**What you have to do**. Count how many lines of the data include "this". The answer is that number and nothing else.

[Figure collection entries]
★ ★ ★ ★ ★

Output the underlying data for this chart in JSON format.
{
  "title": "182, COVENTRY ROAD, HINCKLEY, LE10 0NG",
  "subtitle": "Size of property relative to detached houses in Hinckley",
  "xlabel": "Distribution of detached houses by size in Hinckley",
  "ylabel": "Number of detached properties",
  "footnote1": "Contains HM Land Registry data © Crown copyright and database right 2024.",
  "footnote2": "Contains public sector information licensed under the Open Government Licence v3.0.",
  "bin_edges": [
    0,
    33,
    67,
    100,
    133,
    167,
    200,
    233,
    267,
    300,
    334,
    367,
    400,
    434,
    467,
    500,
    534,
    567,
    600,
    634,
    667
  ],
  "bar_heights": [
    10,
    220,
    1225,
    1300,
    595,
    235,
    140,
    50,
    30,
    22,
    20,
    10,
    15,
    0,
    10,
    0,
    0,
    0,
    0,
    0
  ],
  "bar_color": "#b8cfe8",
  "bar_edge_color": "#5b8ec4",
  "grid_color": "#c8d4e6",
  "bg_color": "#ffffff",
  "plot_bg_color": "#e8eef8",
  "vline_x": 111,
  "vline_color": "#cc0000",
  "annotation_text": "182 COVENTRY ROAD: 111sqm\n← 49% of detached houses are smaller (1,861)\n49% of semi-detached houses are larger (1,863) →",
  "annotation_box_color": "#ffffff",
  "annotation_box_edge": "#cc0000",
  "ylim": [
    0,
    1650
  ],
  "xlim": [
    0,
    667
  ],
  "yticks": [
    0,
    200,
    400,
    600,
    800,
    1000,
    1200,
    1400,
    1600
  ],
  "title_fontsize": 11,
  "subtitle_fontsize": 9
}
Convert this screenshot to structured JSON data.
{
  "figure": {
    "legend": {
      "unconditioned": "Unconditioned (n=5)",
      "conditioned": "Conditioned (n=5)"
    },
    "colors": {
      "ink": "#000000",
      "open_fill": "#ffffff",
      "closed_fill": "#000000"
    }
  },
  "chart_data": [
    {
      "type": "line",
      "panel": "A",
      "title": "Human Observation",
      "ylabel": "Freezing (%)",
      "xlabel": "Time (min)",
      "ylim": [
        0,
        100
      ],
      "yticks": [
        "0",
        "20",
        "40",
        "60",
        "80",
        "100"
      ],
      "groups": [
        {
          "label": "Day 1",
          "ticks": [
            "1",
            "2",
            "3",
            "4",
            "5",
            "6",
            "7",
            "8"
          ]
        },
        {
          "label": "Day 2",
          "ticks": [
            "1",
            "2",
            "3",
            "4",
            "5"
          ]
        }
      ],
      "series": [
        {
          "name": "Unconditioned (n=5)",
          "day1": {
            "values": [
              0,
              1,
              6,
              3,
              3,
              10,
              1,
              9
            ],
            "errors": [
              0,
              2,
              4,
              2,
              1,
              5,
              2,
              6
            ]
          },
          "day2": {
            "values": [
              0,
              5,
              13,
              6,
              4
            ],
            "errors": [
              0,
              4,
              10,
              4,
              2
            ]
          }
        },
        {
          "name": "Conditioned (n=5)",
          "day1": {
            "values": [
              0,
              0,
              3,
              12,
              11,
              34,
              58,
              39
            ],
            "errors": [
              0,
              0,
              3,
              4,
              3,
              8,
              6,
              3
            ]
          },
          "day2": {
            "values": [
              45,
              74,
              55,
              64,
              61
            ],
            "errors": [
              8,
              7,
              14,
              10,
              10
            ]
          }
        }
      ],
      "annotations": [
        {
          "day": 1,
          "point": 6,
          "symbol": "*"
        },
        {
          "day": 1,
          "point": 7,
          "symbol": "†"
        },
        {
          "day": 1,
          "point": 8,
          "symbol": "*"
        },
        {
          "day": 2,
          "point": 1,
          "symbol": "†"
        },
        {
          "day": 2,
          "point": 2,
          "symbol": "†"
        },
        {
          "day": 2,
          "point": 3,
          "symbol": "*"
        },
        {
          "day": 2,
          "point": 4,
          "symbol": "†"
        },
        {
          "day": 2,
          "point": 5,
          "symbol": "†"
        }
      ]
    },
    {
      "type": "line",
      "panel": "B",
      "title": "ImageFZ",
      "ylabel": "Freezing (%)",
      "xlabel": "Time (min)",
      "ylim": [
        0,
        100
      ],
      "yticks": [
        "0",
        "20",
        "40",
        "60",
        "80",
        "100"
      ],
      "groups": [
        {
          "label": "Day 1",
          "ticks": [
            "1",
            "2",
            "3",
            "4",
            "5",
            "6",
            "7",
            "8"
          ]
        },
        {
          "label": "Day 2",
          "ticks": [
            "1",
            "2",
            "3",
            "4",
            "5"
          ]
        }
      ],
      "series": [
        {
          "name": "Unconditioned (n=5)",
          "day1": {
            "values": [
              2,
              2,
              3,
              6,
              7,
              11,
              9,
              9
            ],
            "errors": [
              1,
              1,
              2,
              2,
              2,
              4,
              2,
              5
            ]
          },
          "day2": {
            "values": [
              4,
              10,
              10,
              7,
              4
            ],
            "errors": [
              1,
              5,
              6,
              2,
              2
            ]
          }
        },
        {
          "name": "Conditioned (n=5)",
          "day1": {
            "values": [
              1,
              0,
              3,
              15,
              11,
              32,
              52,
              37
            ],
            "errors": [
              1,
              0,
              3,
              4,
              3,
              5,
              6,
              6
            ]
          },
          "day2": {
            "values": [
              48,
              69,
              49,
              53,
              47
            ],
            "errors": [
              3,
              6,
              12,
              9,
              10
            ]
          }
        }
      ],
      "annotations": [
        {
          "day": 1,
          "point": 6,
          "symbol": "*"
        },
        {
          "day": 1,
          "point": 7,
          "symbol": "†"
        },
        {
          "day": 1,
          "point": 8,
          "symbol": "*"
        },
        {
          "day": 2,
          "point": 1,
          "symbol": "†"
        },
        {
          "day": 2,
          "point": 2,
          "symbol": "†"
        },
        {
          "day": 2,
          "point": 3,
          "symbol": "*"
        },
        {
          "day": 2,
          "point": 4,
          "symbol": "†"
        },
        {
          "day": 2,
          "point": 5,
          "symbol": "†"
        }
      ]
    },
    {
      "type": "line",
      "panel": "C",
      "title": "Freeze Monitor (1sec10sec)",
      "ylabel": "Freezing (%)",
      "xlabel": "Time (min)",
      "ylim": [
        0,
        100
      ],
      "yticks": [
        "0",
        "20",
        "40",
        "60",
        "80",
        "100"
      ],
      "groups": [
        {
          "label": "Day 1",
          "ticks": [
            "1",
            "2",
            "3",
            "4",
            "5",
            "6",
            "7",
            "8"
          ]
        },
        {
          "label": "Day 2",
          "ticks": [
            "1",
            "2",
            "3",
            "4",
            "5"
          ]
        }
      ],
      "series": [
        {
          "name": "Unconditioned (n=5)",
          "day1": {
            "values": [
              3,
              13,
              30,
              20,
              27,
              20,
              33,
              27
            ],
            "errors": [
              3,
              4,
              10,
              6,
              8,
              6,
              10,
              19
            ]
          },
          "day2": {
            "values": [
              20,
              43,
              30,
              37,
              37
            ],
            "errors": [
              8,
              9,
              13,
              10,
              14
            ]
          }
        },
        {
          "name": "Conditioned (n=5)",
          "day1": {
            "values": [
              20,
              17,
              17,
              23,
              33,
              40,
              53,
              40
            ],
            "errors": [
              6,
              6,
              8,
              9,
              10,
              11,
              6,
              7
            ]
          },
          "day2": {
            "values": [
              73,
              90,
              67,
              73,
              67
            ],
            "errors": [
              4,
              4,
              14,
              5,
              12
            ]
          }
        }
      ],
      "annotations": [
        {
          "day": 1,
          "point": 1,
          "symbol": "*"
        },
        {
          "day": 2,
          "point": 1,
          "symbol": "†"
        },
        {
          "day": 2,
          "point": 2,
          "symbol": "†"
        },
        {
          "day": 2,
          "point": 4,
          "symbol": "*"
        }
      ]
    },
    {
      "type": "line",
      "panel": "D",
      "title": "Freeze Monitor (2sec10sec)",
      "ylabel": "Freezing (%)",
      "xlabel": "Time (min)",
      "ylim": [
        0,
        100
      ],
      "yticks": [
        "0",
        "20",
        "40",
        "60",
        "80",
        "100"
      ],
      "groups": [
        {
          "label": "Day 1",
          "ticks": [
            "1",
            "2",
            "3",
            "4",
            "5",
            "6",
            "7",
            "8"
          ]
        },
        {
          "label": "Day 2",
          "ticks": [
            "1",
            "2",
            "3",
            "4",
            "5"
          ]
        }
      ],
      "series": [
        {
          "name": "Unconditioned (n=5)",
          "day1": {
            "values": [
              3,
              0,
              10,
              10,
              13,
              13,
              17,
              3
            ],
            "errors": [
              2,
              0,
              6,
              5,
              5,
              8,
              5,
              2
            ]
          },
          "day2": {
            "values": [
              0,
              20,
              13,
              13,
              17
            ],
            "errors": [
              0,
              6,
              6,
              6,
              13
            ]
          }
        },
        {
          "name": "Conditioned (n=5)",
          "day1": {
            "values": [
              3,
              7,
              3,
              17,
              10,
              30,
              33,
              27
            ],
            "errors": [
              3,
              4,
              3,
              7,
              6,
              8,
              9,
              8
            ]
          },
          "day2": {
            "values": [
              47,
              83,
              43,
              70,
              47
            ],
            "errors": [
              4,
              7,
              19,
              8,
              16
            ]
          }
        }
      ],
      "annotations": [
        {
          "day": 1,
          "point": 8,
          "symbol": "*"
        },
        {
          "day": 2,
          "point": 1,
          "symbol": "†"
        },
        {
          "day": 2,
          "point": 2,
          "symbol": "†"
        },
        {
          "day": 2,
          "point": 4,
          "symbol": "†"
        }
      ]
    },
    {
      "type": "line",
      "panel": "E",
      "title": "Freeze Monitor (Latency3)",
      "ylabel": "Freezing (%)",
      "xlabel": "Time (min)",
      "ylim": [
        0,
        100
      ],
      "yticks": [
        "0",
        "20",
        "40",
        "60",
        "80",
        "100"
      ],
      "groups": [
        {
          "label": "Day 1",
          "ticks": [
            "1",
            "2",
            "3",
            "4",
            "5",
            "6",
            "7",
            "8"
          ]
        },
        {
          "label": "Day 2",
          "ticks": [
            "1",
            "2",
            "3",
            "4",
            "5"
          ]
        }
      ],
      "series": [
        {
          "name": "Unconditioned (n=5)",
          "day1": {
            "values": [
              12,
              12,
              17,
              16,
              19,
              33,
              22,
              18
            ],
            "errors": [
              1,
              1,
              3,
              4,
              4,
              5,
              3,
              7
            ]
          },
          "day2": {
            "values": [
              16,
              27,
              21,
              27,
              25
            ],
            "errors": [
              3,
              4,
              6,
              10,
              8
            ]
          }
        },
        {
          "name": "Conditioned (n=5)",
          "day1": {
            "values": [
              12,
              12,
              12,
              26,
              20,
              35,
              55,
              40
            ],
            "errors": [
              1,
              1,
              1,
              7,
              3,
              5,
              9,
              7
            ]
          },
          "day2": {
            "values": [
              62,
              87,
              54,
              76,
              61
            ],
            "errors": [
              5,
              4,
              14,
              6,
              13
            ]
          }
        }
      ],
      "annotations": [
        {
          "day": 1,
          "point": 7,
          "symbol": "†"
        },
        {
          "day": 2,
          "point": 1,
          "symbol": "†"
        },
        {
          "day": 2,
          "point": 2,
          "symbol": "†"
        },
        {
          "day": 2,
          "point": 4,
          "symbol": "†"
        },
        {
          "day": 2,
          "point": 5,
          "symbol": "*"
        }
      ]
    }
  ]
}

★ ★ ★ ★ ★

**Correct answer**. 2